Extracted data entries
--------

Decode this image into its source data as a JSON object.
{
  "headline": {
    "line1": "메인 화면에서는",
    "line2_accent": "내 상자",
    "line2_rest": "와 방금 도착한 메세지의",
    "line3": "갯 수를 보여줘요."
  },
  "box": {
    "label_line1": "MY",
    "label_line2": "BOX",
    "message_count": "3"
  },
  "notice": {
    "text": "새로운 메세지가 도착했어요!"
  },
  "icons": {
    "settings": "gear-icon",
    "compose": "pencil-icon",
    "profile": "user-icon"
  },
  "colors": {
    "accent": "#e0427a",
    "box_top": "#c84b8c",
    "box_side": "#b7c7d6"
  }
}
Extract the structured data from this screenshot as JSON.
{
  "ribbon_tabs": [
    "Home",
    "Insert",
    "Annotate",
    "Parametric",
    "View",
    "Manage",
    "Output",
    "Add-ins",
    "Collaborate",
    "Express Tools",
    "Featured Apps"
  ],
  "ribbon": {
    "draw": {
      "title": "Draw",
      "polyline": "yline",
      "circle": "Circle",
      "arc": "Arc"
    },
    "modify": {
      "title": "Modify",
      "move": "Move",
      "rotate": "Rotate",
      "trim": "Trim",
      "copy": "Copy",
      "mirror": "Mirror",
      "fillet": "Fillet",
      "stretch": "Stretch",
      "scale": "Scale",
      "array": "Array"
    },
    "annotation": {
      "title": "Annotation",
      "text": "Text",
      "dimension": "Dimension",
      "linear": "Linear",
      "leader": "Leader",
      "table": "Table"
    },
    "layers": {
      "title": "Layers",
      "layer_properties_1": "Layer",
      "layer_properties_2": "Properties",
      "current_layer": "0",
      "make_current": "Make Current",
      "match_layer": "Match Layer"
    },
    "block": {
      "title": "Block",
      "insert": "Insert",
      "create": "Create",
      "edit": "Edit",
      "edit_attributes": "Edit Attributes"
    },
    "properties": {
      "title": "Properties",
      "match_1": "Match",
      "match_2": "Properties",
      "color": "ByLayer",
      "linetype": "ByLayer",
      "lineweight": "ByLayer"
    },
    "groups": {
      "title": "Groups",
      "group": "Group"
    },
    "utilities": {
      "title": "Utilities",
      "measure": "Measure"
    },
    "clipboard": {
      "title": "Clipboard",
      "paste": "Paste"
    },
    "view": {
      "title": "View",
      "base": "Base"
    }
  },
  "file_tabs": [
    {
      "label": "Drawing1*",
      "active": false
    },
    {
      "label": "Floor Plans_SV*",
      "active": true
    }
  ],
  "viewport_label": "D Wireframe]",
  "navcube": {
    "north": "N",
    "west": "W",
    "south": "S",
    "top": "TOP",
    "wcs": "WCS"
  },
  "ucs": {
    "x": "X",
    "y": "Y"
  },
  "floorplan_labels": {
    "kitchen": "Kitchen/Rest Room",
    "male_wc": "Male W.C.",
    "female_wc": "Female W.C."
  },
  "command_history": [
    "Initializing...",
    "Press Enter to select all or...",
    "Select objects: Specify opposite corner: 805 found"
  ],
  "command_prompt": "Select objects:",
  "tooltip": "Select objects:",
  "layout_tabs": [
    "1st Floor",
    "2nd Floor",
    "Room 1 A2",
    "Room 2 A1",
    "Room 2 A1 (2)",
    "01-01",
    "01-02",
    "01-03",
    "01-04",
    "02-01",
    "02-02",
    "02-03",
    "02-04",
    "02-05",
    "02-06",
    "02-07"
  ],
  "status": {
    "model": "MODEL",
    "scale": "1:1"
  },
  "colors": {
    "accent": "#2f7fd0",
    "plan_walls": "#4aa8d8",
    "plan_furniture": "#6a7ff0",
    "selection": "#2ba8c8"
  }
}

--------

→ **Problem statement**: Copy, from the material above, each line in which the string "title" occurs.

→ **Output of the exercise**:
      "title": "Draw",
      "title": "Modify",
      "title": "Annotation",
      "title": "Layers",
      "title": "Block",
      "title": "Properties",
      "title": "Groups",
      "title": "Utilities",
      "title": "Clipboard",
      "title": "View",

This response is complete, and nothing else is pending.